## Do this
Word for word, repeat the entries, minus the pictures.

## Working data
◆ ◆ ◆ ◆
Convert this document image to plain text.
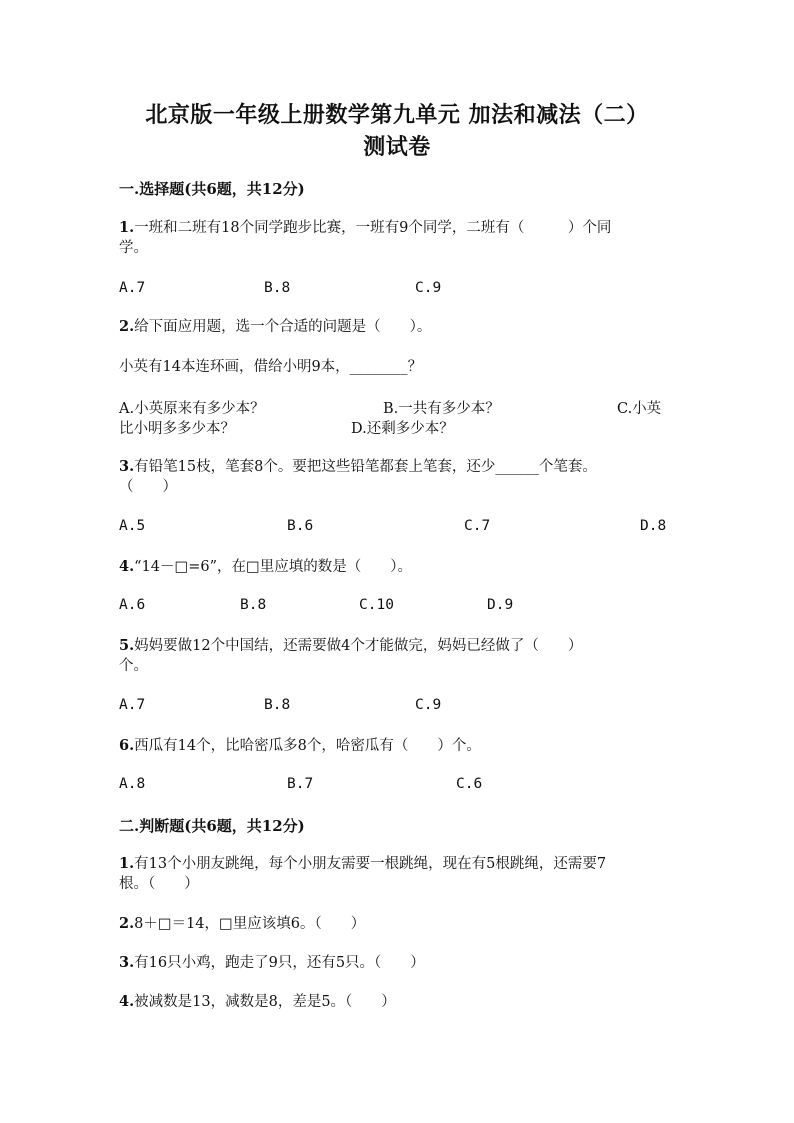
北京版一年级上册数学第九单元 加法和减法（二）
测试卷
一.选择题(共6题，共12分)
1.一班和二班有18个同学跑步比赛，一班有9个同学，二班有（　　　）个同
学。
A.7	B.8	C.9
2.给下面应用题，选一个合适的问题是（　　）。
小英有14本连环画，借给小明9本，________？
A.小英原来有多少本？	B.一共有多少本？	C.小英
比小明多多少本？	D.还剩多少本？
3.有铅笔15枝，笔套8个。要把这些铅笔都套上笔套，还少______个笔套。
（　　）
A.5	B.6	C.7	D.8
4.“14－□=6”，在□里应填的数是（　　）。
A.6	B.8	C.10	D.9
5.妈妈要做12个中国结，还需要做4个才能做完，妈妈已经做了（　　）
个。
A.7	B.8	C.9
6.西瓜有14个，比哈密瓜多8个，哈密瓜有（　　）个。
A.8	B.7	C.6
二.判断题(共6题，共12分)
1.有13个小朋友跳绳，每个小朋友需要一根跳绳，现在有5根跳绳，还需要7
根。（　　）
2.8＋□＝14，□里应该填6。（　　）
3.有16只小鸡，跑走了9只，还有5只。（　　）
4.被减数是13，减数是8，差是5。（　　）
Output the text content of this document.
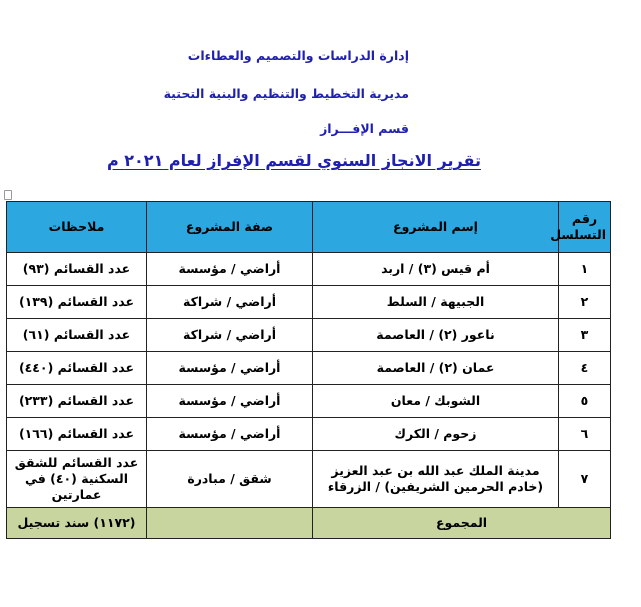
إدارة الدراسات والتصميم والعطاءات
مديرية التخطيط والتنظيم والبنية التحتية
قسم الإفـــراز
تقرير الانجاز السنوي لقسم الإفراز لعام ٢٠٢١ م
رقم التسلسل	إسم المشروع	صفة المشروع	ملاحظات
١	أم قيس (٣) / اربد	أراضي / مؤسسة	عدد القسائم (٩٣)
٢	الجبيهة / السلط	أراضي / شراكة	عدد القسائم (١٣٩)
٣	ناعور (٢) / العاصمة	أراضي / شراكة	عدد القسائم (٦١)
٤	عمان (٢) / العاصمة	أراضي / مؤسسة	عدد القسائم (٤٤٠)
٥	الشوبك / معان	أراضي / مؤسسة	عدد القسائم (٢٣٣)
٦	زحوم / الكرك	أراضي / مؤسسة	عدد القسائم (١٦٦)
٧	مدينة الملك عبد الله بن عبد العزيز (خادم الحرمين الشريفين) / الزرقاء	شقق / مبادرة	عدد القسائم للشقق السكنية (٤٠) في عمارتين
المجموع			(١١٧٢) سند تسجيل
◆ ◆ ◆ ◆
## Exercise answer
Convert this document image to plain text.
北京版一年级上册数学第九单元 加法和减法（二）
测试卷
一.选择题(共6题，共12分)
1.一班和二班有18个同学跑步比赛，一班有9个同学，二班有（　　　）个同
学。
A.7	B.8	C.9
2.给下面应用题，选一个合适的问题是（　　）。
小英有14本连环画，借给小明9本，________？
A.小英原来有多少本？	B.一共有多少本？	C.小英
比小明多多少本？	D.还剩多少本？
3.有铅笔15枝，笔套8个。要把这些铅笔都套上笔套，还少______个笔套。
（　　）
A.5	B.6	C.7	D.8
4.“14－□=6”，在□里应填的数是（　　）。
A.6	B.8	C.10	D.9
5.妈妈要做12个中国结，还需要做4个才能做完，妈妈已经做了（　　）
个。
A.7	B.8	C.9
6.西瓜有14个，比哈密瓜多8个，哈密瓜有（　　）个。
A.8	B.7	C.6
二.判断题(共6题，共12分)
1.有13个小朋友跳绳，每个小朋友需要一根跳绳，现在有5根跳绳，还需要7
根。（　　）
2.8＋□＝14，□里应该填6。（　　）
3.有16只小鸡，跑走了9只，还有5只。（　　）
4.被减数是13，减数是8，差是5。（　　）
Output the text content of this document.
إدارة الدراسات والتصميم والعطاءات
مديرية التخطيط والتنظيم والبنية التحتية
قسم الإفـــراز
تقرير الانجاز السنوي لقسم الإفراز لعام ٢٠٢١ م
رقم التسلسل	إسم المشروع	صفة المشروع	ملاحظات
١	أم قيس (٣) / اربد	أراضي / مؤسسة	عدد القسائم (٩٣)
٢	الجبيهة / السلط	أراضي / شراكة	عدد القسائم (١٣٩)
٣	ناعور (٢) / العاصمة	أراضي / شراكة	عدد القسائم (٦١)
٤	عمان (٢) / العاصمة	أراضي / مؤسسة	عدد القسائم (٤٤٠)
٥	الشوبك / معان	أراضي / مؤسسة	عدد القسائم (٢٣٣)
٦	زحوم / الكرك	أراضي / مؤسسة	عدد القسائم (١٦٦)
٧	مدينة الملك عبد الله بن عبد العزيز (خادم الحرمين الشريفين) / الزرقاء	شقق / مبادرة	عدد القسائم للشقق السكنية (٤٠) في عمارتين
المجموع			(١١٧٢) سند تسجيل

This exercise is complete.